◆ **SHORT PROBLEM**: Below is a set of records; print all of them exactly as written.

Rows from a figure dataset:
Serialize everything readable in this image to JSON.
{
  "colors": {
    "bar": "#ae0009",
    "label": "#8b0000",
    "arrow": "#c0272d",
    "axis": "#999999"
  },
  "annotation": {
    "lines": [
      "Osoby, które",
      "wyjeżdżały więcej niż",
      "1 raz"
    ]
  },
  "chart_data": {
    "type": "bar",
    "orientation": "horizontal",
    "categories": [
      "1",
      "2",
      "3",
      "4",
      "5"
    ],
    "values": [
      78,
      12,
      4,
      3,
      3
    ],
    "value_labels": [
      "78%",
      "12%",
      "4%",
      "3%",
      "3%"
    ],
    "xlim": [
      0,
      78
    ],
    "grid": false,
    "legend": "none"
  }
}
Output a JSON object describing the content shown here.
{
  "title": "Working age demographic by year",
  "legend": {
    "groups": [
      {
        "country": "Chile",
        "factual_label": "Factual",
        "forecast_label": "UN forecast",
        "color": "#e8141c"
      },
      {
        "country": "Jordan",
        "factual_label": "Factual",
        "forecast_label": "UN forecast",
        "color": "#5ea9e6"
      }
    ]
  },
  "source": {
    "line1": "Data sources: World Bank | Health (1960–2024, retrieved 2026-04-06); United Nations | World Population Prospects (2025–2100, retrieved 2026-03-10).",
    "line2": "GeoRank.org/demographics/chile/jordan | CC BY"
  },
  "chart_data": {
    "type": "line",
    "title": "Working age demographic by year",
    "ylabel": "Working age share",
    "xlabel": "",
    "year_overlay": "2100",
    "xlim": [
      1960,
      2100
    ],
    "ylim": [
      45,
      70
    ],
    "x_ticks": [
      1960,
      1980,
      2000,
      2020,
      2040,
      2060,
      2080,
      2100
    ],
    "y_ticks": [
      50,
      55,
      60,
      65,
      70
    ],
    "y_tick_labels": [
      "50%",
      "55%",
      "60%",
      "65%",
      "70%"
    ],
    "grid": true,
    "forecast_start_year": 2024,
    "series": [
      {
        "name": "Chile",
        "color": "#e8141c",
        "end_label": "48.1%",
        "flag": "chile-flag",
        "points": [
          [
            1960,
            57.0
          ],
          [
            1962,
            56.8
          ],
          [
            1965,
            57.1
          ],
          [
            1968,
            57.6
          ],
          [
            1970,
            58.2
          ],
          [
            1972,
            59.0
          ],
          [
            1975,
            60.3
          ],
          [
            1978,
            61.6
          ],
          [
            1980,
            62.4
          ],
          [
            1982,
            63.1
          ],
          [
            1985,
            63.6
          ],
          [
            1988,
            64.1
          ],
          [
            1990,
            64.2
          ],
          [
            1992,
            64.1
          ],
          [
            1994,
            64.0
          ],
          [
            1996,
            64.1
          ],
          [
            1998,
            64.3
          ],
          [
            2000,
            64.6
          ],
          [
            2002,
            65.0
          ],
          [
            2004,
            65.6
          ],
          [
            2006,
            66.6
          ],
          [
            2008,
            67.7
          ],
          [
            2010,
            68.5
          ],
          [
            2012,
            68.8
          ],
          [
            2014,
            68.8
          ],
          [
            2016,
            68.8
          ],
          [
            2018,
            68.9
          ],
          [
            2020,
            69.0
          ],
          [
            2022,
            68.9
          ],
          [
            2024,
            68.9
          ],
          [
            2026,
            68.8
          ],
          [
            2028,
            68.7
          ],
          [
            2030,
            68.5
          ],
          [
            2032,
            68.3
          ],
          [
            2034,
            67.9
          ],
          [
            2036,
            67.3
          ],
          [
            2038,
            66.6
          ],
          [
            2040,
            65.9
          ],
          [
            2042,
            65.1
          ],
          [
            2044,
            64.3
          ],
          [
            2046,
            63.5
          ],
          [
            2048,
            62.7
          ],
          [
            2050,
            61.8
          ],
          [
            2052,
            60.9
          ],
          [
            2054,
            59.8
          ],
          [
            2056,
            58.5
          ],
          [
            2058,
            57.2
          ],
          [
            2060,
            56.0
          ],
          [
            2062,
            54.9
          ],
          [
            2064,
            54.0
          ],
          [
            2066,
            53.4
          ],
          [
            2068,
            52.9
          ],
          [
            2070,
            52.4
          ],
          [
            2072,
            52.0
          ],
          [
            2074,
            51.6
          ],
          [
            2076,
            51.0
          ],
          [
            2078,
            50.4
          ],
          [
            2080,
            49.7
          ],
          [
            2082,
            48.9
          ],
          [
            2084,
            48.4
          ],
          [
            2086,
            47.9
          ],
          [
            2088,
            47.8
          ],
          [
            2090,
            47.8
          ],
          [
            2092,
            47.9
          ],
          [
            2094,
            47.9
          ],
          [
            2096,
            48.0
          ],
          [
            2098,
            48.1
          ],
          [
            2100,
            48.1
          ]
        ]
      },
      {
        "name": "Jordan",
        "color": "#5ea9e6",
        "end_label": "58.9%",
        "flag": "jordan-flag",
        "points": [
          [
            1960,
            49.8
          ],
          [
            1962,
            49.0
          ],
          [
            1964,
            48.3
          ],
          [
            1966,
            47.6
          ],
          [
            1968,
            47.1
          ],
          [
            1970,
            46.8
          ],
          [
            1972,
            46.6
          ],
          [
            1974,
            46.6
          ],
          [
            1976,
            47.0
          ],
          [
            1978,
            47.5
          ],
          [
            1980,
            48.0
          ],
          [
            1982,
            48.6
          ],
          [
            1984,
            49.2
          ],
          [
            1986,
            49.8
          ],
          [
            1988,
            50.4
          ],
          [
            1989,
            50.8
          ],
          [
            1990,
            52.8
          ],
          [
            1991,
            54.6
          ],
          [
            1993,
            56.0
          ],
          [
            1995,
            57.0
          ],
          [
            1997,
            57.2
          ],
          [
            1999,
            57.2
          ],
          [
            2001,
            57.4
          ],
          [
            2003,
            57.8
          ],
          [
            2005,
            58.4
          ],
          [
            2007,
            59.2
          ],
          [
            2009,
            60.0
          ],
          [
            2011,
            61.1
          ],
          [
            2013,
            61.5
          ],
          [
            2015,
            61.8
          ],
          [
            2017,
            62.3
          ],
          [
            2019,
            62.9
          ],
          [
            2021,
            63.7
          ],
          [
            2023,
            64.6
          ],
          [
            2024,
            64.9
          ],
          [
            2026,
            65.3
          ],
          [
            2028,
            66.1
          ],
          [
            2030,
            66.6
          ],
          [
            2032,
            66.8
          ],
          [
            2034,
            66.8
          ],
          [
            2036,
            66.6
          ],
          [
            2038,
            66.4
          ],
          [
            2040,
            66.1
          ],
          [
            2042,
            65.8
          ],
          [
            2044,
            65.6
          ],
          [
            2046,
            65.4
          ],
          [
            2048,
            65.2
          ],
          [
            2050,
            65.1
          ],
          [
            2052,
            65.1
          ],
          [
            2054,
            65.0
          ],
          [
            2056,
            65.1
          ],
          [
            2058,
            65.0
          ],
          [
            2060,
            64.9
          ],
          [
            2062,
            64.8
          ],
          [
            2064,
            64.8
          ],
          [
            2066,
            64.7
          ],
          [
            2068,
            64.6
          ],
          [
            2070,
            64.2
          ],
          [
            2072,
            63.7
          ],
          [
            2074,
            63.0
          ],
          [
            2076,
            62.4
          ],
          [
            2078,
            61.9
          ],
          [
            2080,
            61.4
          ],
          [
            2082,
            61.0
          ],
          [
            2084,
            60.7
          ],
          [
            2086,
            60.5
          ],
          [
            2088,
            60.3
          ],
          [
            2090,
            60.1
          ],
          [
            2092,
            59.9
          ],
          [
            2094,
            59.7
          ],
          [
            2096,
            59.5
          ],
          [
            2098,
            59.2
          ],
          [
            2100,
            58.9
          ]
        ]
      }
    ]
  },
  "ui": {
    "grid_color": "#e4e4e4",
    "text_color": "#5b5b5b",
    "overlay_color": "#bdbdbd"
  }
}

◆ **EXERCISE OUTPUT**:
Serialize everything readable in this image to JSON.
{
  "colors": {
    "bar": "#ae0009",
    "label": "#8b0000",
    "arrow": "#c0272d",
    "axis": "#999999"
  },
  "annotation": {
    "lines": [
      "Osoby, które",
      "wyjeżdżały więcej niż",
      "1 raz"
    ]
  },
  "chart_data": {
    "type": "bar",
    "orientation": "horizontal",
    "categories": [
      "1",
      "2",
      "3",
      "4",
      "5"
    ],
    "values": [
      78,
      12,
      4,
      3,
      3
    ],
    "value_labels": [
      "78%",
      "12%",
      "4%",
      "3%",
      "3%"
    ],
    "xlim": [
      0,
      78
    ],
    "grid": false,
    "legend": "none"
  }
}
Output a JSON object describing the content shown here.
{
  "title": "Working age demographic by year",
  "legend": {
    "groups": [
      {
        "country": "Chile",
        "factual_label": "Factual",
        "forecast_label": "UN forecast",
        "color": "#e8141c"
      },
      {
        "country": "Jordan",
        "factual_label": "Factual",
        "forecast_label": "UN forecast",
        "color": "#5ea9e6"
      }
    ]
  },
  "source": {
    "line1": "Data sources: World Bank | Health (1960–2024, retrieved 2026-04-06); United Nations | World Population Prospects (2025–2100, retrieved 2026-03-10).",
    "line2": "GeoRank.org/demographics/chile/jordan | CC BY"
  },
  "chart_data": {
    "type": "line",
    "title": "Working age demographic by year",
    "ylabel": "Working age share",
    "xlabel": "",
    "year_overlay": "2100",
    "xlim": [
      1960,
      2100
    ],
    "ylim": [
      45,
      70
    ],
    "x_ticks": [
      1960,
      1980,
      2000,
      2020,
      2040,
      2060,
      2080,
      2100
    ],
    "y_ticks": [
      50,
      55,
      60,
      65,
      70
    ],
    "y_tick_labels": [
      "50%",
      "55%",
      "60%",
      "65%",
      "70%"
    ],
    "grid": true,
    "forecast_start_year": 2024,
    "series": [
      {
        "name": "Chile",
        "color": "#e8141c",
        "end_label": "48.1%",
        "flag": "chile-flag",
        "points": [
          [
            1960,
            57.0
          ],
          [
            1962,
            56.8
          ],
          [
            1965,
            57.1
          ],
          [
            1968,
            57.6
          ],
          [
            1970,
            58.2
          ],
          [
            1972,
            59.0
          ],
          [
            1975,
            60.3
          ],
          [
            1978,
            61.6
          ],
          [
            1980,
            62.4
          ],
          [
            1982,
            63.1
          ],
          [
            1985,
            63.6
          ],
          [
            1988,
            64.1
          ],
          [
            1990,
            64.2
          ],
          [
            1992,
            64.1
          ],
          [
            1994,
            64.0
          ],
          [
            1996,
            64.1
          ],
          [
            1998,
            64.3
          ],
          [
            2000,
            64.6
          ],
          [
            2002,
            65.0
          ],
          [
            2004,
            65.6
          ],
          [
            2006,
            66.6
          ],
          [
            2008,
            67.7
          ],
          [
            2010,
            68.5
          ],
          [
            2012,
            68.8
          ],
          [
            2014,
            68.8
          ],
          [
            2016,
            68.8
          ],
          [
            2018,
            68.9
          ],
          [
            2020,
            69.0
          ],
          [
            2022,
            68.9
          ],
          [
            2024,
            68.9
          ],
          [
            2026,
            68.8
          ],
          [
            2028,
            68.7
          ],
          [
            2030,
            68.5
          ],
          [
            2032,
            68.3
          ],
          [
            2034,
            67.9
          ],
          [
            2036,
            67.3
          ],
          [
            2038,
            66.6
          ],
          [
            2040,
            65.9
          ],
          [
            2042,
            65.1
          ],
          [
            2044,
            64.3
          ],
          [
            2046,
            63.5
          ],
          [
            2048,
            62.7
          ],
          [
            2050,
            61.8
          ],
          [
            2052,
            60.9
          ],
          [
            2054,
            59.8
          ],
          [
            2056,
            58.5
          ],
          [
            2058,
            57.2
          ],
          [
            2060,
            56.0
          ],
          [
            2062,
            54.9
          ],
          [
            2064,
            54.0
          ],
          [
            2066,
            53.4
          ],
          [
            2068,
            52.9
          ],
          [
            2070,
            52.4
          ],
          [
            2072,
            52.0
          ],
          [
            2074,
            51.6
          ],
          [
            2076,
            51.0
          ],
          [
            2078,
            50.4
          ],
          [
            2080,
            49.7
          ],
          [
            2082,
            48.9
          ],
          [
            2084,
            48.4
          ],
          [
            2086,
            47.9
          ],
          [
            2088,
            47.8
          ],
          [
            2090,
            47.8
          ],
          [
            2092,
            47.9
          ],
          [
            2094,
            47.9
          ],
          [
            2096,
            48.0
          ],
          [
            2098,
            48.1
          ],
          [
            2100,
            48.1
          ]
        ]
      },
      {
        "name": "Jordan",
        "color": "#5ea9e6",
        "end_label": "58.9%",
        "flag": "jordan-flag",
        "points": [
          [
            1960,
            49.8
          ],
          [
            1962,
            49.0
          ],
          [
            1964,
            48.3
          ],
          [
            1966,
            47.6
          ],
          [
            1968,
            47.1
          ],
          [
            1970,
            46.8
          ],
          [
            1972,
            46.6
          ],
          [
            1974,
            46.6
          ],
          [
            1976,
            47.0
          ],
          [
            1978,
            47.5
          ],
          [
            1980,
            48.0
          ],
          [
            1982,
            48.6
          ],
          [
            1984,
            49.2
          ],
          [
            1986,
            49.8
          ],
          [
            1988,
            50.4
          ],
          [
            1989,
            50.8
          ],
          [
            1990,
            52.8
          ],
          [
            1991,
            54.6
          ],
          [
            1993,
            56.0
          ],
          [
            1995,
            57.0
          ],
          [
            1997,
            57.2
          ],
          [
            1999,
            57.2
          ],
          [
            2001,
            57.4
          ],
          [
            2003,
            57.8
          ],
          [
            2005,
            58.4
          ],
          [
            2007,
            59.2
          ],
          [
            2009,
            60.0
          ],
          [
            2011,
            61.1
          ],
          [
            2013,
            61.5
          ],
          [
            2015,
            61.8
          ],
          [
            2017,
            62.3
          ],
          [
            2019,
            62.9
          ],
          [
            2021,
            63.7
          ],
          [
            2023,
            64.6
          ],
          [
            2024,
            64.9
          ],
          [
            2026,
            65.3
          ],
          [
            2028,
            66.1
          ],
          [
            2030,
            66.6
          ],
          [
            2032,
            66.8
          ],
          [
            2034,
            66.8
          ],
          [
            2036,
            66.6
          ],
          [
            2038,
            66.4
          ],
          [
            2040,
            66.1
          ],
          [
            2042,
            65.8
          ],
          [
            2044,
            65.6
          ],
          [
            2046,
            65.4
          ],
          [
            2048,
            65.2
          ],
          [
            2050,
            65.1
          ],
          [
            2052,
            65.1
          ],
          [
            2054,
            65.0
          ],
          [
            2056,
            65.1
          ],
          [
            2058,
            65.0
          ],
          [
            2060,
            64.9
          ],
          [
            2062,
            64.8
          ],
          [
            2064,
            64.8
          ],
          [
            2066,
            64.7
          ],
          [
            2068,
            64.6
          ],
          [
            2070,
            64.2
          ],
          [
            2072,
            63.7
          ],
          [
            2074,
            63.0
          ],
          [
            2076,
            62.4
          ],
          [
            2078,
            61.9
          ],
          [
            2080,
            61.4
          ],
          [
            2082,
            61.0
          ],
          [
            2084,
            60.7
          ],
          [
            2086,
            60.5
          ],
          [
            2088,
            60.3
          ],
          [
            2090,
            60.1
          ],
          [
            2092,
            59.9
          ],
          [
            2094,
            59.7
          ],
          [
            2096,
            59.5
          ],
          [
            2098,
            59.2
          ],
          [
            2100,
            58.9
          ]
        ]
      }
    ]
  },
  "ui": {
    "grid_color": "#e4e4e4",
    "text_color": "#5b5b5b",
    "overlay_color": "#bdbdbd"
  }
}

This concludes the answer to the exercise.